━━━━━ Material provided
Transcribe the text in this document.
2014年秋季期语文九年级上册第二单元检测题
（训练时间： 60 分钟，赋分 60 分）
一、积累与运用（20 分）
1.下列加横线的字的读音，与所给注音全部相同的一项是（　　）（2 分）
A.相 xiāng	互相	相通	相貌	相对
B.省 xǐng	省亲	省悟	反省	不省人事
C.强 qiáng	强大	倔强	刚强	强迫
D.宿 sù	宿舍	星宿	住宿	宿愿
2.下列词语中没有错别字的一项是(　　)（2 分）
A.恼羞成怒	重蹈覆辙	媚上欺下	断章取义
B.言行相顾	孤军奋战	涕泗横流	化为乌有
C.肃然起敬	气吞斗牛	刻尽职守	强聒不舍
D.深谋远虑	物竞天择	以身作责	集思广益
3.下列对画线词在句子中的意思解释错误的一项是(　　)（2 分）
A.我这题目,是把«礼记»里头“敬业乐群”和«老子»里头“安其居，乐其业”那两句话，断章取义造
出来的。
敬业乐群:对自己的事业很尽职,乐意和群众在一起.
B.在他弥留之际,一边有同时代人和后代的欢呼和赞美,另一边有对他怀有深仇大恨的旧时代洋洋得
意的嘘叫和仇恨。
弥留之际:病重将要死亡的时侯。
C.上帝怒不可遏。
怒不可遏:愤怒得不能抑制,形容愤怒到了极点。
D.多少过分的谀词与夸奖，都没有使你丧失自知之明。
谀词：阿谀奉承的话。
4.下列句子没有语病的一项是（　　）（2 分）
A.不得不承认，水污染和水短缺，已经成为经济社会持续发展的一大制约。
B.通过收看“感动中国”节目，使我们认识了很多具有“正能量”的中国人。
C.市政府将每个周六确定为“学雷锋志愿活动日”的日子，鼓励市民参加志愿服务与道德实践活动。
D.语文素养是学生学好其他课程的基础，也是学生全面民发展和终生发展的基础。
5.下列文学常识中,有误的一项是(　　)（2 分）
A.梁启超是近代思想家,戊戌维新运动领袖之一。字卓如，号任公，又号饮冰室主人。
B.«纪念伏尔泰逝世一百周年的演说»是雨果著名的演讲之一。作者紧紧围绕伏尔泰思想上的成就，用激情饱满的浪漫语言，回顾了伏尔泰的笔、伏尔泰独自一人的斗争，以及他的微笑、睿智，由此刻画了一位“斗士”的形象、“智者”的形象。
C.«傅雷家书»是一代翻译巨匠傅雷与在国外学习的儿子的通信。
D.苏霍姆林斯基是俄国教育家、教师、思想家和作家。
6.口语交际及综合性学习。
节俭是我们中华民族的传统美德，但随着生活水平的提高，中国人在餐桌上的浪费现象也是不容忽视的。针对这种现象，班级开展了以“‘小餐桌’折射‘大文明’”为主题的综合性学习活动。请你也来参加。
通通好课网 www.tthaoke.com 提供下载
━━━━━━━━━━
→ **Exercise**
Among the lines above, determine how many hold the word "敬业乐群"; report the figure alone.

→ **Full solution**
2